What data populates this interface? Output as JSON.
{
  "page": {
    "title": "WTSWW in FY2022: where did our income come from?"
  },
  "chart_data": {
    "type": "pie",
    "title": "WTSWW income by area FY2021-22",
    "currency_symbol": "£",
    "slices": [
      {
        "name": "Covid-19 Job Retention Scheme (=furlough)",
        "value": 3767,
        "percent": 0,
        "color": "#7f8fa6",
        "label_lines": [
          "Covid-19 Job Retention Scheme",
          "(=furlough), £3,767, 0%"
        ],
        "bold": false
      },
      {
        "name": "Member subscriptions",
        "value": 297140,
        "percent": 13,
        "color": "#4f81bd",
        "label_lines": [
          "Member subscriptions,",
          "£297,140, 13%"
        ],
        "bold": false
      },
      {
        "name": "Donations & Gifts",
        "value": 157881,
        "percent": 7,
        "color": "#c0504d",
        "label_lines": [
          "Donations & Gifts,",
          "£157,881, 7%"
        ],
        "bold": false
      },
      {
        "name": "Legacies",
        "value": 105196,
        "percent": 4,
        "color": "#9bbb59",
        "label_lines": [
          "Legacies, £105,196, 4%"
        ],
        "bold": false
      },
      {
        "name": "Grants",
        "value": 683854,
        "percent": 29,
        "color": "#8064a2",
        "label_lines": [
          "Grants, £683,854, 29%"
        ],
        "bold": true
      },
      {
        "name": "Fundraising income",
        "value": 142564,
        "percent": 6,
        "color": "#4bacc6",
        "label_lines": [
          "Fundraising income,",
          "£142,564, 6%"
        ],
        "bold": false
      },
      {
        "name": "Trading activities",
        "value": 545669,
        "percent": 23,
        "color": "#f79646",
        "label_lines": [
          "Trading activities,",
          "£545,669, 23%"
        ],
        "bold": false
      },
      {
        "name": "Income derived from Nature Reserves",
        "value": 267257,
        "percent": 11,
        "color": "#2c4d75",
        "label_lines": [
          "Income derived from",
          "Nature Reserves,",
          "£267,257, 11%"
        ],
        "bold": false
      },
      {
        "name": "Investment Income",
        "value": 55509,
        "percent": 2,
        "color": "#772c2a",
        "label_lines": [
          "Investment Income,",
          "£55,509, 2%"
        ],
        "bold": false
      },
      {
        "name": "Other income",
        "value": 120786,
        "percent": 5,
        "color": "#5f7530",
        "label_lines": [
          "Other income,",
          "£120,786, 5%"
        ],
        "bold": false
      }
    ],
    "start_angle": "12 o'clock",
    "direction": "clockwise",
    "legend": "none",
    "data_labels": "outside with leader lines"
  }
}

= = = =

Read the entries and pick out all lines that include the word "furlough".

RESULT |
        "name": "Covid-19 Job Retention Scheme (=furlough)",
          "(=furlough), £3,767, 0%"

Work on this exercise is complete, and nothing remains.